++++ Stored records ++++
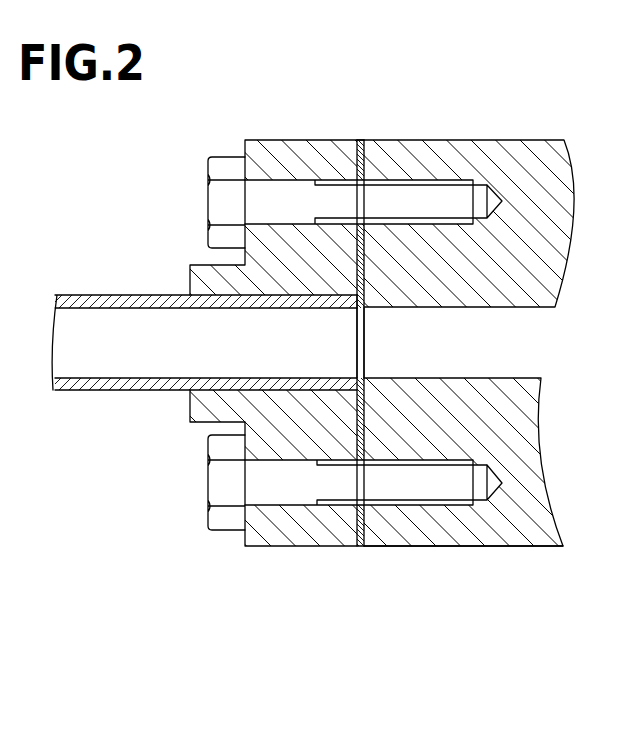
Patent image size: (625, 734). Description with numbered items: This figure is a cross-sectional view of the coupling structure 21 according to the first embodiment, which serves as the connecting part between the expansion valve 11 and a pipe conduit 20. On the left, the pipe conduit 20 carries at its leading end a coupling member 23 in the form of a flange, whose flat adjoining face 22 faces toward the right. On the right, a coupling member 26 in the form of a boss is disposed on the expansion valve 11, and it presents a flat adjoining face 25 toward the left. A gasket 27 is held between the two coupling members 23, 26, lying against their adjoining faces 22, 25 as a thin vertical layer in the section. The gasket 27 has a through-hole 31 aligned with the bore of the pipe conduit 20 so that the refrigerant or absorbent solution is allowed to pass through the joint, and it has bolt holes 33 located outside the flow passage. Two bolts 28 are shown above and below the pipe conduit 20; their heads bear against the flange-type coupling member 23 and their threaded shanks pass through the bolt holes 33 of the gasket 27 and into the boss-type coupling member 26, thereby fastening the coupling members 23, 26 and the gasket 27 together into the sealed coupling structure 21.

The expansion valve 11 is at (463, 614).
The coupling member 26 is at (467, 556).
The pipe conduit 20 is at (78, 294).
The coupling structure 21 is at (426, 621).
The adjoining face 22 is at (360, 278).
The coupling member 23 is at (274, 132).
The adjoining face 25 is at (358, 545).
The gasket 27 is at (360, 130).
The bolt 28 is at (208, 203).
The through-hole 31 is at (358, 370).
The bolt hole 33 is at (363, 187).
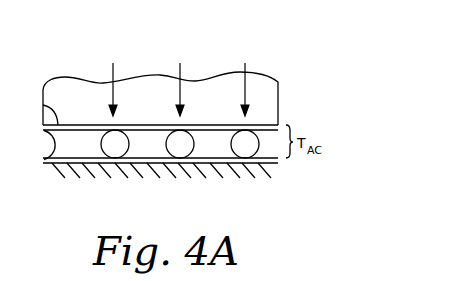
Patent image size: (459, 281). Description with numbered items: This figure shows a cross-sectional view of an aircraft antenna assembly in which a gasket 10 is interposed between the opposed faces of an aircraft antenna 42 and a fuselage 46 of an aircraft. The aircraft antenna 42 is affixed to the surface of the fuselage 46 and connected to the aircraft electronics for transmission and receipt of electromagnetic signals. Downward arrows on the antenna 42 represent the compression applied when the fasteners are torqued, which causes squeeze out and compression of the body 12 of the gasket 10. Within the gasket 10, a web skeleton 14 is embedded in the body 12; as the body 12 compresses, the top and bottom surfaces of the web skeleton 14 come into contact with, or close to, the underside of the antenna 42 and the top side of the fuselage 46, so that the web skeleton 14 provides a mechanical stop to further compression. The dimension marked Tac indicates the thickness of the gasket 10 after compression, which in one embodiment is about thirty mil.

The aircraft antenna 42 is at (272, 80).
The body 12 is at (43, 108).
The web skeleton 14 is at (193, 152).
The gasket 10 is at (83, 151).
The fuselage 46 is at (258, 170).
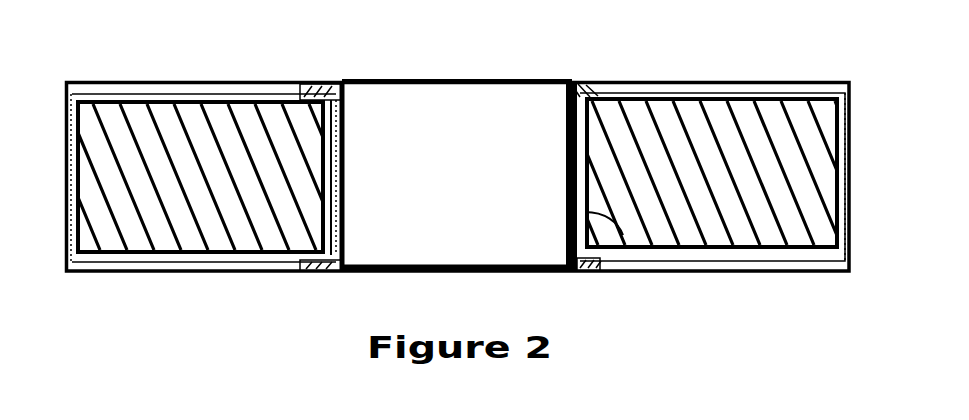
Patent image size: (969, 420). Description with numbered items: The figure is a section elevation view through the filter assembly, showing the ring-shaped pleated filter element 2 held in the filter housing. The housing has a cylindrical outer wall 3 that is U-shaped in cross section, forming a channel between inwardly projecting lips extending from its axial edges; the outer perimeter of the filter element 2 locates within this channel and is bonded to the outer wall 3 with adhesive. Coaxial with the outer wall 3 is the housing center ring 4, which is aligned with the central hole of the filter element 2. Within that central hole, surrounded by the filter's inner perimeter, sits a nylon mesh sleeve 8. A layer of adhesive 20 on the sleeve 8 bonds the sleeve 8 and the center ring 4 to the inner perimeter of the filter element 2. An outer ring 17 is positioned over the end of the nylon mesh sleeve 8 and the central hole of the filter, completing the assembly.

The ring-shaped pleated filter element 2 is at (748, 127).
The cylindrical outer wall 3 is at (852, 163).
The center ring 4 is at (605, 273).
The nylon mesh sleeve 8 is at (567, 183).
The outer ring 17 is at (312, 82).
The layer of adhesive 20 is at (347, 153).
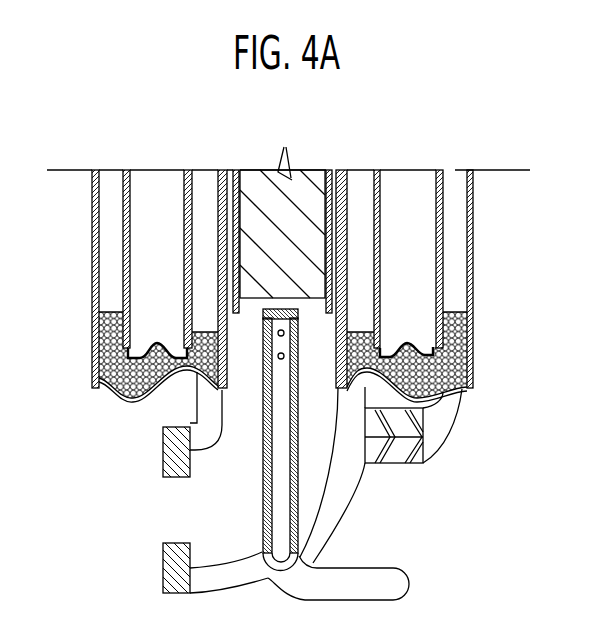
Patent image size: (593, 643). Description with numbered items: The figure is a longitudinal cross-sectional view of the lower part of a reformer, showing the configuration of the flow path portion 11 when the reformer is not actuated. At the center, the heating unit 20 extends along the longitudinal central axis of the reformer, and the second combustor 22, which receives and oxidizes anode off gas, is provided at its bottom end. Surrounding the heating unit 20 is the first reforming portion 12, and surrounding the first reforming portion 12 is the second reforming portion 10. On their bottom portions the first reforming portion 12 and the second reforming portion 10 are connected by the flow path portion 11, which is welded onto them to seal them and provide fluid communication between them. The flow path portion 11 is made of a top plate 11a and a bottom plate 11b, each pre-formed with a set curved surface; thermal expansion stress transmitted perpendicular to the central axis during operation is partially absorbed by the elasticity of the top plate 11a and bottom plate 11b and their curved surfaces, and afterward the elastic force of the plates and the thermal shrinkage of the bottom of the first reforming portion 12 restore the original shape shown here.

The second reforming portion 10 is at (304, 242).
The flow path portion 11 is at (473, 338).
The top plate 11a is at (147, 352).
The bottom plate 11b is at (133, 402).
The first reforming portion 12 is at (357, 195).
The heating unit 20 is at (268, 185).
The second combustor 22 is at (264, 375).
++++
- **Problem**
Can you put the records, starting at the beginning and ending at the line that contains "The bolt hole 33 is at (363, 187).", into a two-column CSV with the columns text and answer? Use one row per record, put each value in a single quoted field with line breaks replaced by spaces, and leave the pictures out.

- **The completed task**
text,answer
"Patent image size: (625, 734). Description with numbered items: This figure is a cross-sectional view of the coupling structure 21 according to the first embodiment, which serves as the connecting part between the expansion valve 11 and a pipe conduit 20. On the left, the pipe conduit 20 carries at its leading end a coupling member 23 in the form of a flange, whose flat adjoining face 22 faces toward the right. On the right, a coupling member 26 in the form of a boss is disposed on the expansion valve 11, and it presents a flat adjoining face 25 toward the left. A gasket 27 is held between the two coupling members 23, 26, lying against their adjoining faces 22, 25 as a thin vertical layer in the section. The gasket 27 has a through-hole 31 aligned with the bore of the pipe conduit 20 so that the refrigerant or absorbent solution is allowed to pass through the joint, and it has bolt holes 33 located outside the flow passage. Two bolts 28 are shown above and below the pipe conduit 20; their heads bear against the flange-type coupling member 23 and their threaded shanks pass through the bolt holes 33 of the gasket 27 and into the boss-type coupling member 26, thereby fastening the coupling members 23, 26 and the gasket 27 together into the sealed coupling structure 21.","The expansion valve 11 is at (463, 614). The coupling member 26 is at (467, 556). The pipe conduit 20 is at (78, 294). The coupling structure 21 is at (426, 621). The adjoining face 22 is at (360, 278). The coupling member 23 is at (274, 132). The adjoining face 25 is at (358, 545). The gasket 27 is at (360, 130). The bolt 28 is at (208, 203). The through-hole 31 is at (358, 370). The bolt hole 33 is at (363, 187)."